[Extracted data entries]
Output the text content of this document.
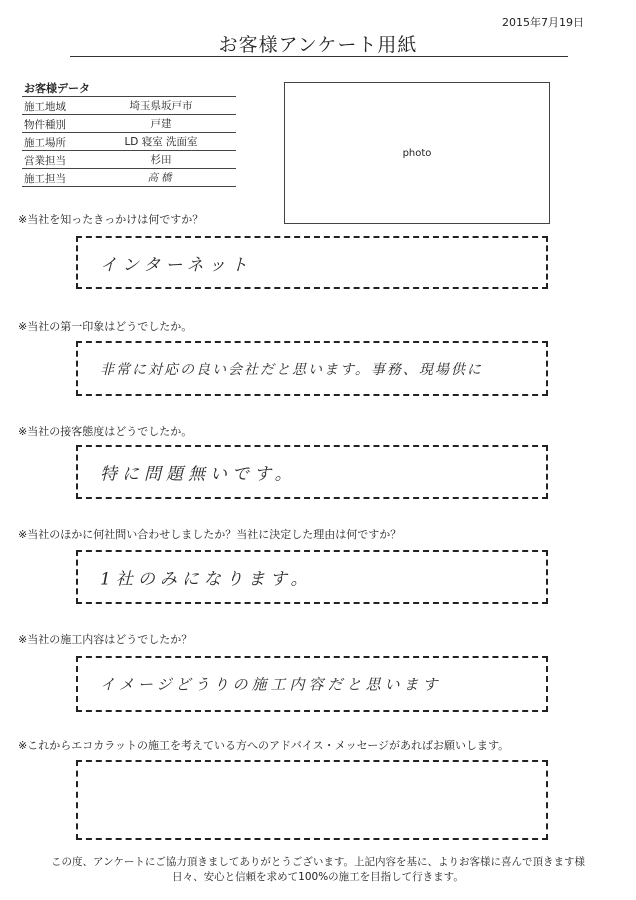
2015年7月19日
お客様アンケート用紙
お客様データ
施工地域	埼玉県坂戸市
物件種別	戸建
施工場所	LD 寝室 洗面室
営業担当	杉田
施工担当	高橋
photo
※当社を知ったきっかけは何ですか？
インターネット
※当社の第一印象はどうでしたか。
非常に対応の良い会社だと思います。事務、現場供に
※当社の接客態度はどうでしたか。
特に問題無いです。
※当社のほかに何社問い合わせしましたか？当社に決定した理由は何ですか？
1社のみになります。
※当社の施工内容はどうでしたか？
イメージどうりの施工内容だと思います
※これからエコカラットの施工を考えている方へのアドバイス・メッセージがあればお願いします。
この度、アンケートにご協力頂きましてありがとうございます。上記内容を基に、よりお客様に喜んで頂きます様
日々、安心と信頼を求めて100%の施工を目指して行きます。
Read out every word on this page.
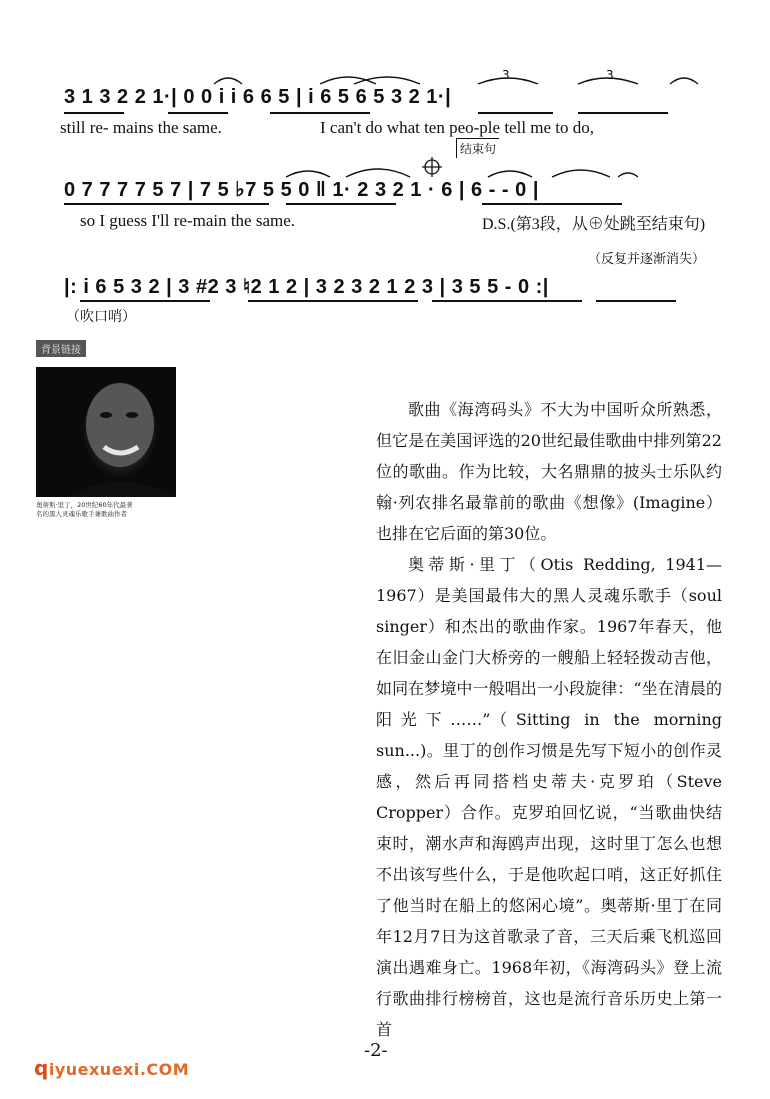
3	3
3 1 3 2 2 1·| 0 0 i i 6 6 5 | i 6 5 6 5 3 2 1·|
still re- mains the same.	I can't do what ten peo-ple tell me to do,
结束句
0 7 7 7 7 5 7 | 7 5 ♭7 5 5 0 ‖ 1· 2 3 2 1 · 6 | 6 - - 0 |
so I guess I'll re-main the same.	D.S.(第3段，从⊕处跳至结束句)
（反复并逐渐消失）
|: i 6 5 3 2 | 3 #2 3 ♮2 1 2 | 3 2 3 2 1 2 3 | 3 5 5 - 0 :|
（吹口哨）
背景链接
奥蒂斯·里丁，20世纪60年代最著
名的黑人灵魂乐歌手兼歌曲作者

歌曲《海湾码头》不大为中国听众所熟悉，但它是在美国评选的20世纪最佳歌曲中排列第22位的歌曲。作为比较，大名鼎鼎的披头士乐队约翰·列农排名最靠前的歌曲《想像》(Imagine）也排在它后面的第30位。

奥蒂斯·里丁（Otis Redding, 1941—1967）是美国最伟大的黑人灵魂乐歌手（soul singer）和杰出的歌曲作家。1967年春天，他在旧金山金门大桥旁的一艘船上轻轻拨动吉他，如同在梦境中一般唱出一小段旋律：“坐在清晨的阳光下……”（Sitting in the morning sun...)。里丁的创作习惯是先写下短小的创作灵感，然后再同搭档史蒂夫·克罗珀（Steve Cropper）合作。克罗珀回忆说，“当歌曲快结束时，潮水声和海鸥声出现，这时里丁怎么也想不出该写些什么，于是他吹起口哨，这正好抓住了他当时在船上的悠闲心境”。奥蒂斯·里丁在同年12月7日为这首歌录了音，三天后乘飞机巡回演出遇难身亡。1968年初，《海湾码头》登上流行歌曲排行榜榜首，这也是流行音乐历史上第一首

-2-
qiyuexuexi.COM
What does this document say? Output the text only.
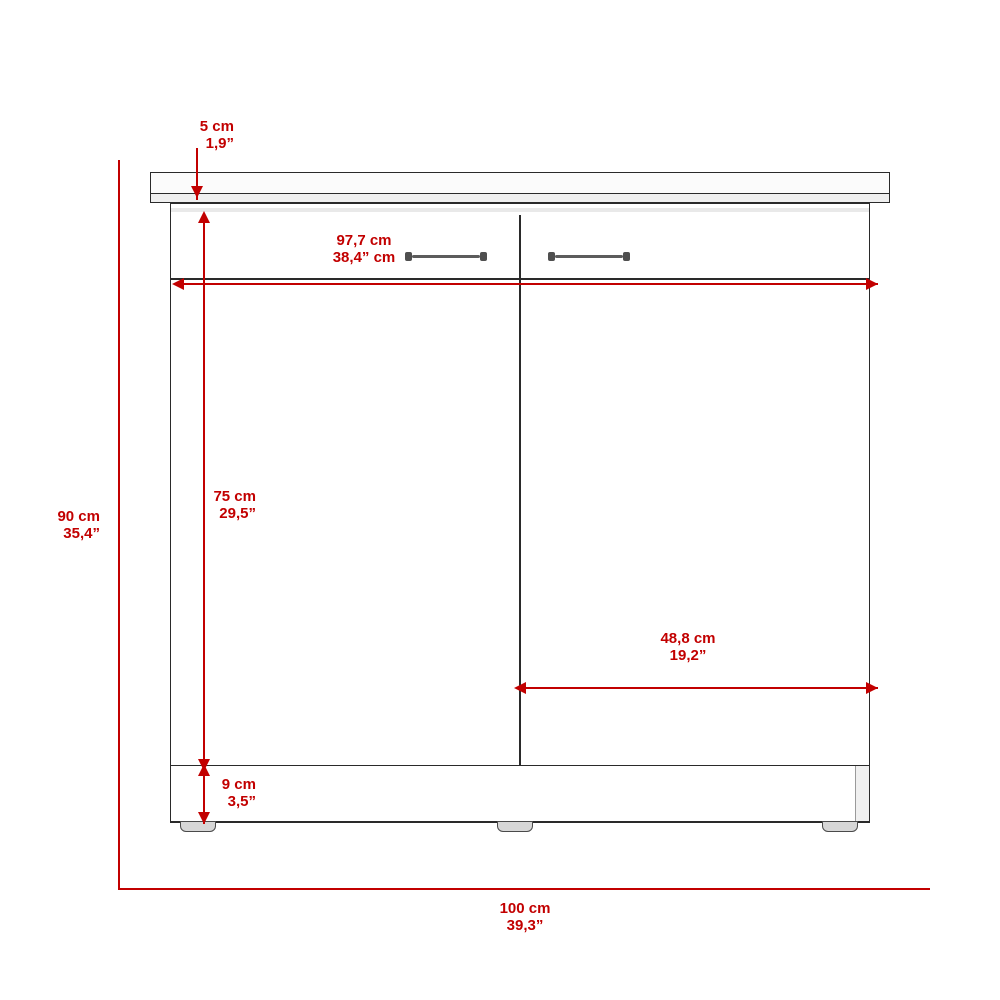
90 cm
35,4”
100 cm
39,3”
5 cm
1,9”
75 cm
29,5”
9 cm
3,5”
97,7 cm
38,4” cm
48,8 cm
19,2”
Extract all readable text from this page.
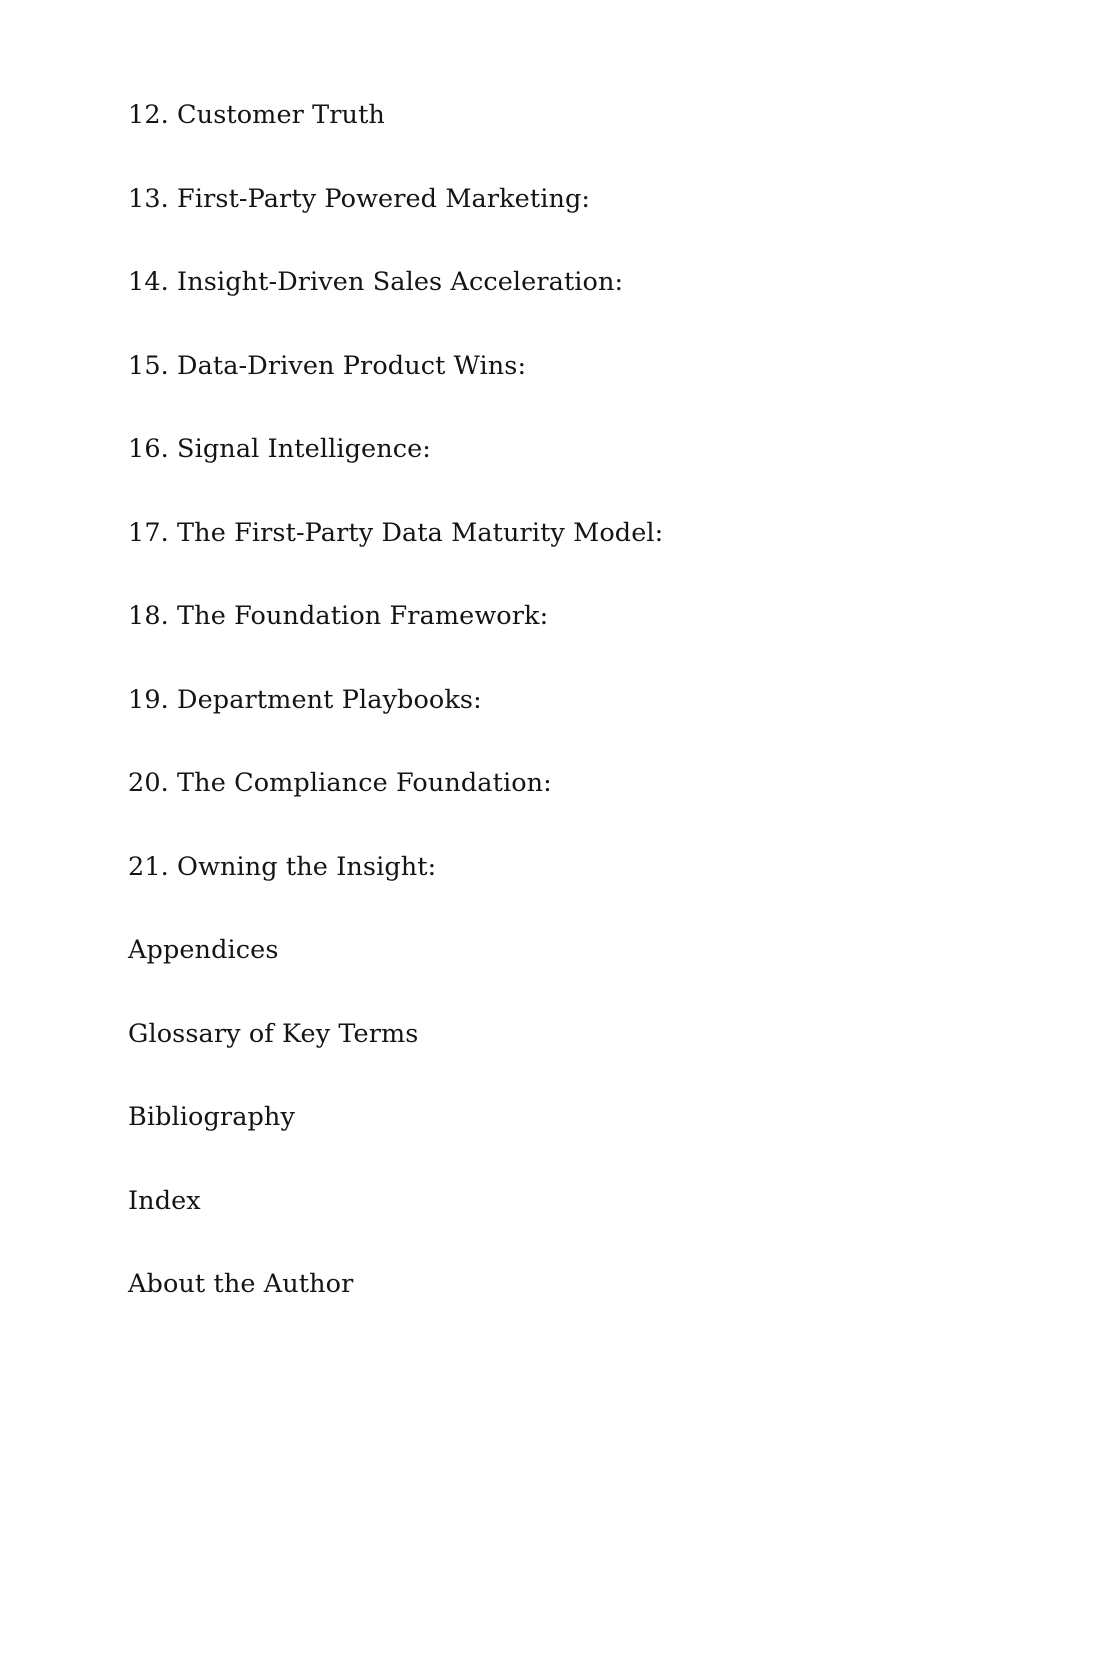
12. Customer Truth
13. First-Party Powered Marketing:
14. Insight-Driven Sales Acceleration:
15. Data-Driven Product Wins:
16. Signal Intelligence:
17. The First-Party Data Maturity Model:
18. The Foundation Framework:
19. Department Playbooks:
20. The Compliance Foundation:
21. Owning the Insight:
Appendices
Glossary of Key Terms
Bibliography
Index
About the Author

* TASK STATEMENT
Pull out each line holding the string "海湾码头".

* REPLY
歌曲《海湾码头》不大为中国听众所熟悉，但它是在美国评选的20世纪最佳歌曲中排列第22位的歌曲。作为比较，大名鼎鼎的披头士乐队约翰·列农排名最靠前的歌曲《想像》(Imagine）也排在它后面的第30位。
奥蒂斯·里丁（Otis Redding, 1941—1967）是美国最伟大的黑人灵魂乐歌手（soul singer）和杰出的歌曲作家。1967年春天，他在旧金山金门大桥旁的一艘船上轻轻拨动吉他，如同在梦境中一般唱出一小段旋律：“坐在清晨的阳光下……”（Sitting in the morning sun...)。里丁的创作习惯是先写下短小的创作灵感，然后再同搭档史蒂夫·克罗珀（Steve Cropper）合作。克罗珀回忆说，“当歌曲快结束时，潮水声和海鸥声出现，这时里丁怎么也想不出该写些什么，于是他吹起口哨，这正好抓住了他当时在船上的悠闲心境”。奥蒂斯·里丁在同年12月7日为这首歌录了音，三天后乘飞机巡回演出遇难身亡。1968年初，《海湾码头》登上流行歌曲排行榜榜首，这也是流行音乐历史上第一首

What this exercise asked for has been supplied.